-- start DATA SHOWN --

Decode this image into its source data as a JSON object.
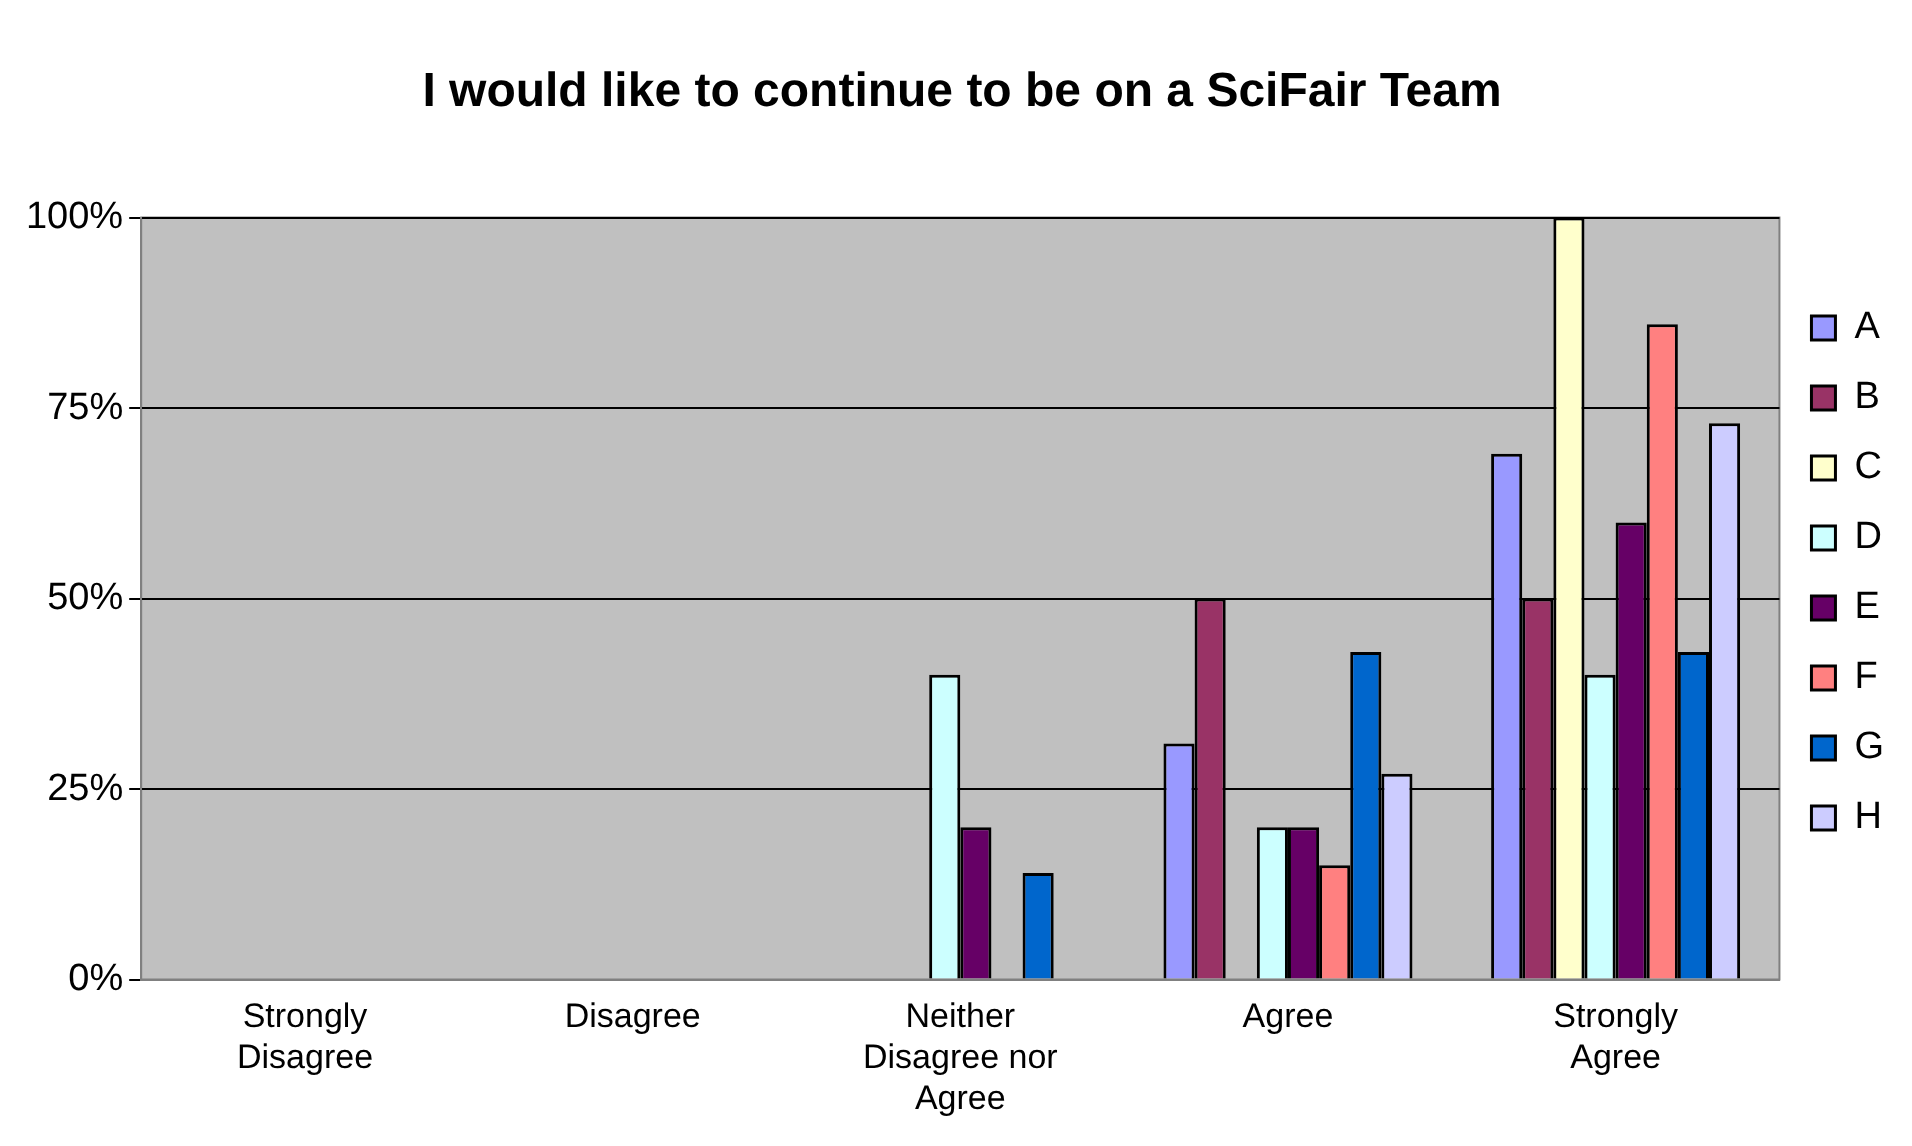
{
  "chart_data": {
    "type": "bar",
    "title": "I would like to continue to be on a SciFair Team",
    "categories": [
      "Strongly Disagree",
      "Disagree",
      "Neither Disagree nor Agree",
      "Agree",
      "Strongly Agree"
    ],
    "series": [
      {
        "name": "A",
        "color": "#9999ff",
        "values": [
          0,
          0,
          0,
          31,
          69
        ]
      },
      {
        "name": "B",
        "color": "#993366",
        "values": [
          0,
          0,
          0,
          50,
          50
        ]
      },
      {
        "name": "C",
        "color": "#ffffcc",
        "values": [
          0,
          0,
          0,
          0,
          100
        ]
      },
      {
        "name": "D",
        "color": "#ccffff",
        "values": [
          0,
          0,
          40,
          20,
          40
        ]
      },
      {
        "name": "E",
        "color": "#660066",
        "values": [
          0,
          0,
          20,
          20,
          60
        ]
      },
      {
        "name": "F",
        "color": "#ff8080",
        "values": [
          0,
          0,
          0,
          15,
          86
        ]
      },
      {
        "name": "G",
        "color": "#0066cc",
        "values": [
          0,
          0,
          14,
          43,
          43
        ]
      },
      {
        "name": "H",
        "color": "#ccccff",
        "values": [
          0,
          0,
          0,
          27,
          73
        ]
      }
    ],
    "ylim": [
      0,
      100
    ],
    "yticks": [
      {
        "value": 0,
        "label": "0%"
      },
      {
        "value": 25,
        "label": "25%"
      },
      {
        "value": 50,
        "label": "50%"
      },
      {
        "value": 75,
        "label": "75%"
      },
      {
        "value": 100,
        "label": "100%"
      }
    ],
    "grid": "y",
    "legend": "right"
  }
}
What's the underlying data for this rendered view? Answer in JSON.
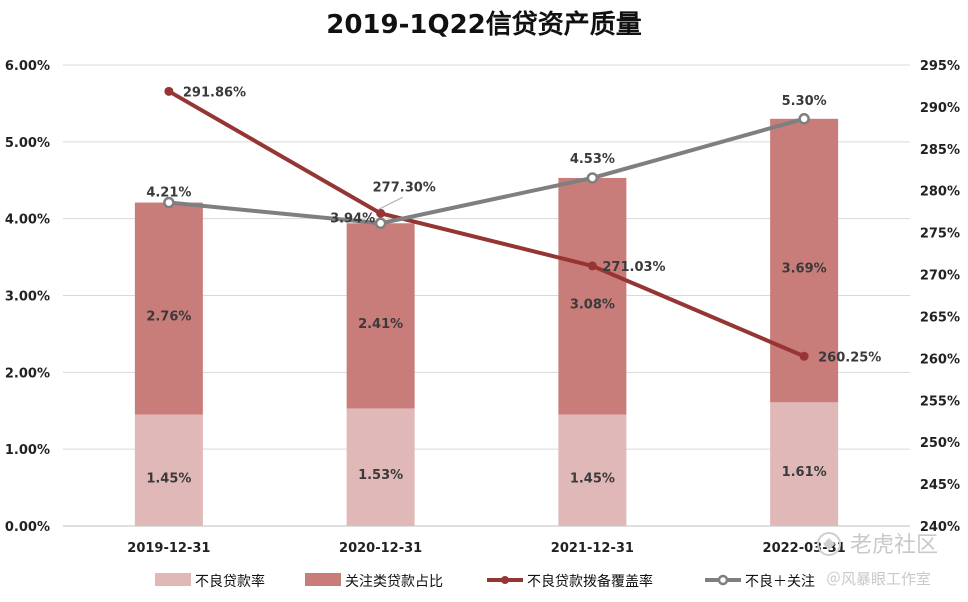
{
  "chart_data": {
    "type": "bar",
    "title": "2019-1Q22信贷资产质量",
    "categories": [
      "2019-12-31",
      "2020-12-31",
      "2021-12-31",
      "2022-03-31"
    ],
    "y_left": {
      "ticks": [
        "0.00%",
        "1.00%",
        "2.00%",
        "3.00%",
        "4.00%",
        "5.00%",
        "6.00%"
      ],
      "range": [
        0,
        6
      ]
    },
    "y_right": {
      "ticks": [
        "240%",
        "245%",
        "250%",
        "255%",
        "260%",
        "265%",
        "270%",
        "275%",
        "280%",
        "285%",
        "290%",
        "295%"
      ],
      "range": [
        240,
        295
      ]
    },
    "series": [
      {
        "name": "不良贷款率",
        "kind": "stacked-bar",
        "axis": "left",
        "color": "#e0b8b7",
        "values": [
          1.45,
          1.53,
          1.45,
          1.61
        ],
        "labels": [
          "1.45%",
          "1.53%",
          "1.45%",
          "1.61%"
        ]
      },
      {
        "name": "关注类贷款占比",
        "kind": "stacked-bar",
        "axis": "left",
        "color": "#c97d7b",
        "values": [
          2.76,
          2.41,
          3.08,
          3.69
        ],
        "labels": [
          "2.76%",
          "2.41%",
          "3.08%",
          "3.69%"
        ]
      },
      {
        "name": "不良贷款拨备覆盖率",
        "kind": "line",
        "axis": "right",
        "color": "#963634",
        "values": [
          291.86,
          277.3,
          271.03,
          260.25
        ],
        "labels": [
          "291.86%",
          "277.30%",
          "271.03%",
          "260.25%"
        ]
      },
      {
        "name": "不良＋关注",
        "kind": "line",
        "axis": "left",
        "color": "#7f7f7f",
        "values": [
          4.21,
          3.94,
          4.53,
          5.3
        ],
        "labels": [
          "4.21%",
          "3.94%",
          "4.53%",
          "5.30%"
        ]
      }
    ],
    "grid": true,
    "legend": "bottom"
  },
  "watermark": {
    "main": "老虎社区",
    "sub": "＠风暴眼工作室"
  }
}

-- end DATA SHOWN --

### WHAT YOU SHOULD DO
Using the listing above, list every line in which the string "this" occurs.

### EXPECTED ANSWER
Decode this image into its source data as a JSON object.
What's the underlying data for this rendered view? Answer in JSON.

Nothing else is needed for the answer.